> [Instruction]
Show all lines of the listing that hold the word "color".

> [Exercise input]
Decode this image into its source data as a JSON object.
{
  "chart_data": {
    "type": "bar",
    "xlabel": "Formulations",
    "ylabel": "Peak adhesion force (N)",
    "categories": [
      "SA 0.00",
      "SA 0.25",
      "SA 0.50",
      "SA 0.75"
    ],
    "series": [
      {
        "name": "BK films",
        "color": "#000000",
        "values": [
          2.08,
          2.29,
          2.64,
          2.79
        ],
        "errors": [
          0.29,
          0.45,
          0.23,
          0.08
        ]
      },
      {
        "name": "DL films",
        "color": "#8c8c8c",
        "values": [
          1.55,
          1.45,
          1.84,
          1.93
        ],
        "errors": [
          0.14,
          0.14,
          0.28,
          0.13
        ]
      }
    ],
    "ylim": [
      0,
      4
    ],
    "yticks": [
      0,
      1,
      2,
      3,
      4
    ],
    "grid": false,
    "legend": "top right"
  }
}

==

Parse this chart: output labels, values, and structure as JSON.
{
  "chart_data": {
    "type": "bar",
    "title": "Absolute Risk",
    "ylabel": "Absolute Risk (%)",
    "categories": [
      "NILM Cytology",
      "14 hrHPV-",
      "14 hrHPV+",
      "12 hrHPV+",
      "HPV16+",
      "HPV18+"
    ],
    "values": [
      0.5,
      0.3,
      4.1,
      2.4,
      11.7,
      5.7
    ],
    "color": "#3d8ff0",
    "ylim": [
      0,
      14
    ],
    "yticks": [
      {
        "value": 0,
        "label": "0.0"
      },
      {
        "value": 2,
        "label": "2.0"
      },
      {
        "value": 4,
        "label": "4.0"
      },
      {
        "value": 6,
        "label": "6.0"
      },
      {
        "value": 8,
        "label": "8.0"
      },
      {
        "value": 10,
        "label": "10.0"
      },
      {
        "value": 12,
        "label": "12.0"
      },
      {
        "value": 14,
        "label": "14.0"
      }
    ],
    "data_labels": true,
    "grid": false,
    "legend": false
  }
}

> [Result of the task]
        "color": "#000000",
        "color": "#8c8c8c",
    "color": "#3d8ff0",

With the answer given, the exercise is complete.